• _Given request_
Show every line of the records below that contains the word "group".

• _Records for the task_
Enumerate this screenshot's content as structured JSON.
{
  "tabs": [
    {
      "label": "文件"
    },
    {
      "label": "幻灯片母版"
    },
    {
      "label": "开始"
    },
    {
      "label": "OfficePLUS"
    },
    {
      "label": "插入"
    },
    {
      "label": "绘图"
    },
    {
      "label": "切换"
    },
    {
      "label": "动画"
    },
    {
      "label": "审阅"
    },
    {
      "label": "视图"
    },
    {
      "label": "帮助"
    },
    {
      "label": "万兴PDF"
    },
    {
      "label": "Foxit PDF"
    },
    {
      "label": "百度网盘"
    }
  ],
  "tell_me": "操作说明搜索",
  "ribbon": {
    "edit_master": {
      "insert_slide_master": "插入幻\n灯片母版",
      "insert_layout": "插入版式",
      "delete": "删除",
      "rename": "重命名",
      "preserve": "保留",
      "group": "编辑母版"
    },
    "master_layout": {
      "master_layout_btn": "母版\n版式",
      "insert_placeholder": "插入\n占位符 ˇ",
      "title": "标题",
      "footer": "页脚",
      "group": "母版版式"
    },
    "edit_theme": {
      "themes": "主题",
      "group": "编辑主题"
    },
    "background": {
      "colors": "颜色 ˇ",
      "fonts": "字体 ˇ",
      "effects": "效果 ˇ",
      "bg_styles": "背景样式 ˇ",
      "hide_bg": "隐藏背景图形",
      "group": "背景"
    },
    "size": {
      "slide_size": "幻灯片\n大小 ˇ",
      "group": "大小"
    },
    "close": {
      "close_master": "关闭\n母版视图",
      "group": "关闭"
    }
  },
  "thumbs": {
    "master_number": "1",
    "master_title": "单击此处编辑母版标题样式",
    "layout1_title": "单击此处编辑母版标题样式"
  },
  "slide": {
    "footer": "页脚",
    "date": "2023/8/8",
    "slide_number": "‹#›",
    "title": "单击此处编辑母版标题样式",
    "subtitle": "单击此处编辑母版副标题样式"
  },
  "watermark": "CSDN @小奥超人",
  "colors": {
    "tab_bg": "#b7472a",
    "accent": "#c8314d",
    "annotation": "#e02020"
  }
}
---
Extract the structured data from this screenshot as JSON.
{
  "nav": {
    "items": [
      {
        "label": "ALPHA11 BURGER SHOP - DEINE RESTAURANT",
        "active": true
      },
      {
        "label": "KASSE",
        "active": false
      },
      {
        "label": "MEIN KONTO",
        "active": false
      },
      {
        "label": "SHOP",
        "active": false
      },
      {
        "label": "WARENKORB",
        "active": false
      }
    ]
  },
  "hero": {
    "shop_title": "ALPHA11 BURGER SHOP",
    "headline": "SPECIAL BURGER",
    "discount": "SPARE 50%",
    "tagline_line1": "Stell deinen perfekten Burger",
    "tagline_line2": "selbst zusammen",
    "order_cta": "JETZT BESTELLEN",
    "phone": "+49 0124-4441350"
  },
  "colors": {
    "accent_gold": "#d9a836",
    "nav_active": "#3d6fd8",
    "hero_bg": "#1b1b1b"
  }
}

• _Written answer_
      "group": "编辑母版"
      "group": "母版版式"
      "group": "编辑主题"
      "group": "背景"
      "group": "大小"
      "group": "关闭"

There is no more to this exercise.